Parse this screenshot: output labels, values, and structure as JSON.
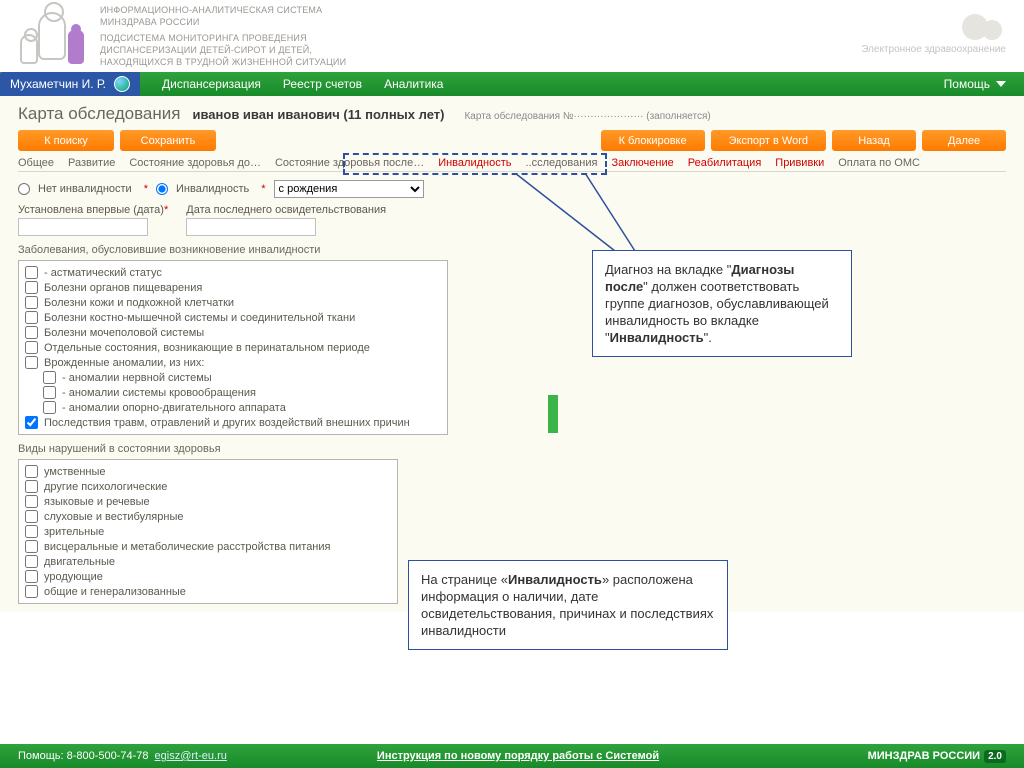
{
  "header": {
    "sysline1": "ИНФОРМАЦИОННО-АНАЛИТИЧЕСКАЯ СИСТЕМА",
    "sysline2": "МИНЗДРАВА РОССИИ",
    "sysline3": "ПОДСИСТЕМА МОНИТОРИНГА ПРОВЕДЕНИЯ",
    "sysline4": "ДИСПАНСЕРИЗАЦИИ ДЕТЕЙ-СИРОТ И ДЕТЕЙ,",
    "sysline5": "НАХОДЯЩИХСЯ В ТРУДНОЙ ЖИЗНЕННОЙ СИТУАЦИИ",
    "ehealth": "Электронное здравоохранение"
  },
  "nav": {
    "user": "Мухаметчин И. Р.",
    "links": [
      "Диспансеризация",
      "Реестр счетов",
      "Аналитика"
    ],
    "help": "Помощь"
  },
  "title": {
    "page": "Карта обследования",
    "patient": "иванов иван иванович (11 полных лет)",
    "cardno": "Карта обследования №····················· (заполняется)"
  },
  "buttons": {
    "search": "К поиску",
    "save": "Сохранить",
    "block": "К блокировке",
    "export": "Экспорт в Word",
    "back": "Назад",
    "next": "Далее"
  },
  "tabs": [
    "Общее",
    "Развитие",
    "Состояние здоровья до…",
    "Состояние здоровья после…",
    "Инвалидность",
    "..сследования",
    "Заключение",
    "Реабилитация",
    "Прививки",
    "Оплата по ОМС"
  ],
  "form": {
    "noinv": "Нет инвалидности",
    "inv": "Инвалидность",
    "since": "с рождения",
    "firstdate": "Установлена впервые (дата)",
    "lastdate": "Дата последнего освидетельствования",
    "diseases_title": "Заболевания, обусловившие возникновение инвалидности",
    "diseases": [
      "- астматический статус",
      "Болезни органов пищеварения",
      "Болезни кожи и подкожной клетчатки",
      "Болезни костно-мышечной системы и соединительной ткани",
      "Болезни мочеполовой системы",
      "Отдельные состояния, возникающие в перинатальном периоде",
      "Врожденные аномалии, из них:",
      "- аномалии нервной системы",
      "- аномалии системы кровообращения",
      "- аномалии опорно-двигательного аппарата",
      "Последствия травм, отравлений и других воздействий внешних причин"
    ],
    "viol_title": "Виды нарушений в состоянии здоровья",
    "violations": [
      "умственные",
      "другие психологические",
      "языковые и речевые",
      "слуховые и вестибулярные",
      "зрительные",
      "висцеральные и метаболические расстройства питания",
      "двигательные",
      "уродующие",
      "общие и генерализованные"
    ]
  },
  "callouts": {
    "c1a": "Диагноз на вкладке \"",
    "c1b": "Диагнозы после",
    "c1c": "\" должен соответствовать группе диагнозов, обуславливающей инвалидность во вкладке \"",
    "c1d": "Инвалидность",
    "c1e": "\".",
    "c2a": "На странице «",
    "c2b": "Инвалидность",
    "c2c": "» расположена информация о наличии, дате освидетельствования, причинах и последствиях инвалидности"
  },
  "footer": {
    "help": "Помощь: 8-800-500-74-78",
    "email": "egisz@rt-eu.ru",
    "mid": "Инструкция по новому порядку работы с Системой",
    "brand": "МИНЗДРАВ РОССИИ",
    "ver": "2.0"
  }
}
- - - - - - -
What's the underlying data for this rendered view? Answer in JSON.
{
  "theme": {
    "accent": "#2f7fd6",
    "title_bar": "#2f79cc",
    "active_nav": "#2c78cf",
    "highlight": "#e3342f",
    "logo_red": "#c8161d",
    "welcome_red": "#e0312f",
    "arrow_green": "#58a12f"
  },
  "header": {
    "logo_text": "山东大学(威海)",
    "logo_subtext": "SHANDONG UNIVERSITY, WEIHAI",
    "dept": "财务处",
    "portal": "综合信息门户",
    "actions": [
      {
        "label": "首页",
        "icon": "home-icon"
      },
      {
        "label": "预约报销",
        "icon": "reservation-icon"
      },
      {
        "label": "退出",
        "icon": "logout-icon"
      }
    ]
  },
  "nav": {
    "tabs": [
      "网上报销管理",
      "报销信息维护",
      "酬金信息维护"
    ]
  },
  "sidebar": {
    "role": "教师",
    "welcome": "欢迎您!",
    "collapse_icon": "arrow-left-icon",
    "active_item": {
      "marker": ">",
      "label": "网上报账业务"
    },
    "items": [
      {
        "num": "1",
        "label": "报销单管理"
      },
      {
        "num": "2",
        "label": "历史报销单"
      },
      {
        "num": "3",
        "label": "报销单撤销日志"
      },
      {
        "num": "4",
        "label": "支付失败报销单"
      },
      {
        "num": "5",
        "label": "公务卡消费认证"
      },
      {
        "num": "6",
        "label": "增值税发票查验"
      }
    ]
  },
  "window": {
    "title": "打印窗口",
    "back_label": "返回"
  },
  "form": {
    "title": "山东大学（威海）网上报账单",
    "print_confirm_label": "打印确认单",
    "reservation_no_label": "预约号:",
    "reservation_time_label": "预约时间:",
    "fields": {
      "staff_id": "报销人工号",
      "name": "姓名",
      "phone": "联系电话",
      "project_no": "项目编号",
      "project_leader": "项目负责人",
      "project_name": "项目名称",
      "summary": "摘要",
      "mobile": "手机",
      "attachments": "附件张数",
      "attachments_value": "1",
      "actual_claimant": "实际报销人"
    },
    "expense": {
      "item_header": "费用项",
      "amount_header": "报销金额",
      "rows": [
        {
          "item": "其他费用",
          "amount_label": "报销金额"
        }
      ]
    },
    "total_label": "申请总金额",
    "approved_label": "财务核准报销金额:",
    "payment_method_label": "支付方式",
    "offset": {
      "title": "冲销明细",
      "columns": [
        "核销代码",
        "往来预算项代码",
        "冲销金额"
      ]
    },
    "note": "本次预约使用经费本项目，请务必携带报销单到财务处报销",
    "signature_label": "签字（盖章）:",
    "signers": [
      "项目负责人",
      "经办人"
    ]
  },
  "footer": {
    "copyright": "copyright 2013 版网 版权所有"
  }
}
- - - - - - -
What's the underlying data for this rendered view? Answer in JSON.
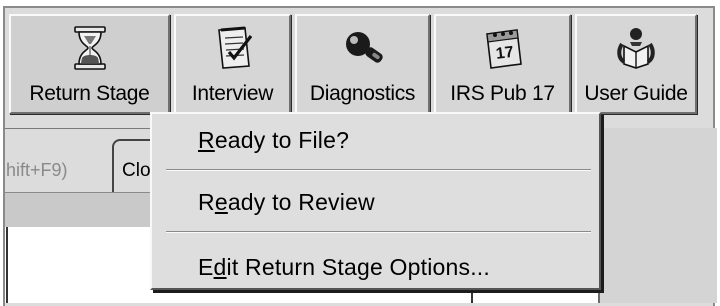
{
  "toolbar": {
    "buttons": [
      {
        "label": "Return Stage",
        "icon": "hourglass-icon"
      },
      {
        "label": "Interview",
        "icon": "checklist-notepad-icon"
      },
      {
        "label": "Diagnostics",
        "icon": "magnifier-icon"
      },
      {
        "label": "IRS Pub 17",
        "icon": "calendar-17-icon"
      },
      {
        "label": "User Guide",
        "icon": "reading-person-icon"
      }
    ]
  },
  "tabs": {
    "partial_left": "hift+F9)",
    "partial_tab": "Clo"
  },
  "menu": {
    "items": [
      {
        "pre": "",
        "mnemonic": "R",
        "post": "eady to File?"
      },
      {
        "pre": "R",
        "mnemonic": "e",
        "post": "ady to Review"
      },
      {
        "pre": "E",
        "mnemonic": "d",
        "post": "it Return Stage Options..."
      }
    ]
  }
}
- - - - - - -
Required task
Identify and copy lines that hold the string "здоровья".

Right answer
    "Состояние здоровья до…",
    "Состояние здоровья после…",
    "viol_title": "Виды нарушений в состоянии здоровья",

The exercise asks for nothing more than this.